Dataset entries
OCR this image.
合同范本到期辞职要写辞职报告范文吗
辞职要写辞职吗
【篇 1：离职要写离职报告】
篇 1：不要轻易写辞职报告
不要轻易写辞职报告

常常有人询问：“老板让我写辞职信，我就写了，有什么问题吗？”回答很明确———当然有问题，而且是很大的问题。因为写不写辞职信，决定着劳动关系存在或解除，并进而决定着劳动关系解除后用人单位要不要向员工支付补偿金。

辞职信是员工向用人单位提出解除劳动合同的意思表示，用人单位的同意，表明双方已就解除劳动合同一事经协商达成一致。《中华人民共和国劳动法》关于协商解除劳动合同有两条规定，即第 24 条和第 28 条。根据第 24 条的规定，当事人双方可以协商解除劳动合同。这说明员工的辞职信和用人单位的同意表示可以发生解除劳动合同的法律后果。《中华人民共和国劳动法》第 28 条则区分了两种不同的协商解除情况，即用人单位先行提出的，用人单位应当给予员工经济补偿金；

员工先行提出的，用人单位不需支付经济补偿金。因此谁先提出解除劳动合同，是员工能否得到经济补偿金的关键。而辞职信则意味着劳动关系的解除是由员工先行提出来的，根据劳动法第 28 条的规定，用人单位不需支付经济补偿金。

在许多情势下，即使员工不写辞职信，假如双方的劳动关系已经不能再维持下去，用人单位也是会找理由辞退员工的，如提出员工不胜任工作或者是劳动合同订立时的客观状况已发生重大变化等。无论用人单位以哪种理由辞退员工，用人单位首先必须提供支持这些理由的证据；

==

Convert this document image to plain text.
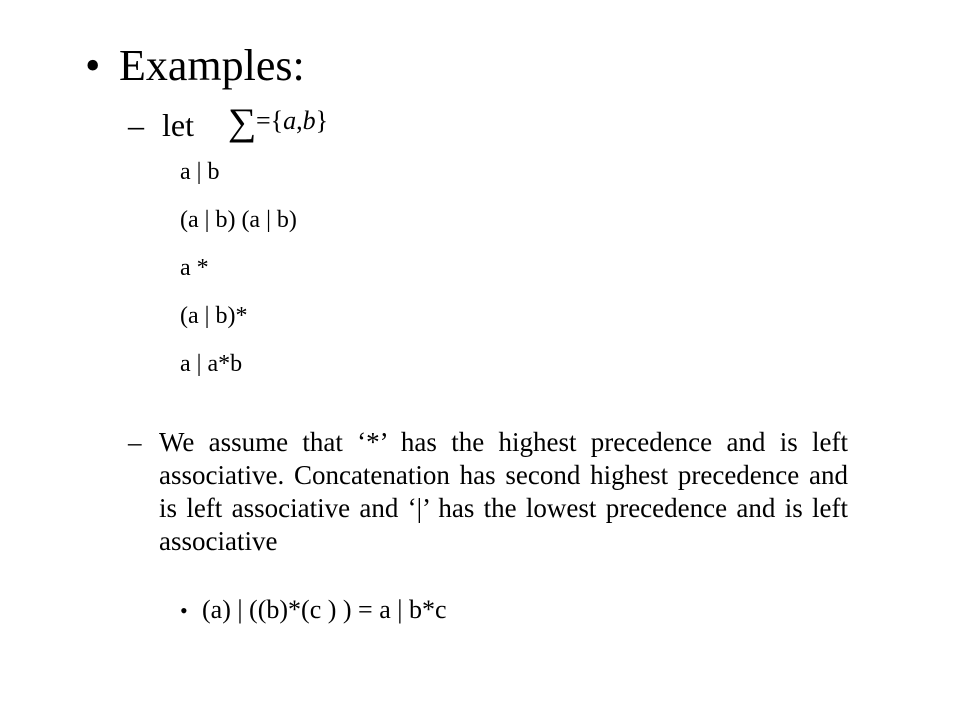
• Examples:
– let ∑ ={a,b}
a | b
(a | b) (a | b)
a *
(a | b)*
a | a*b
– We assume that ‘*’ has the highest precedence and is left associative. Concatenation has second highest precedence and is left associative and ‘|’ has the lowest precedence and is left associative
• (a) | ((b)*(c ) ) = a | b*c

■ Aim of the exercise: Gather from the entries above all lines that include the string "image".

■ Solution for this task:
OCR this image.
Convert this document image to plain text.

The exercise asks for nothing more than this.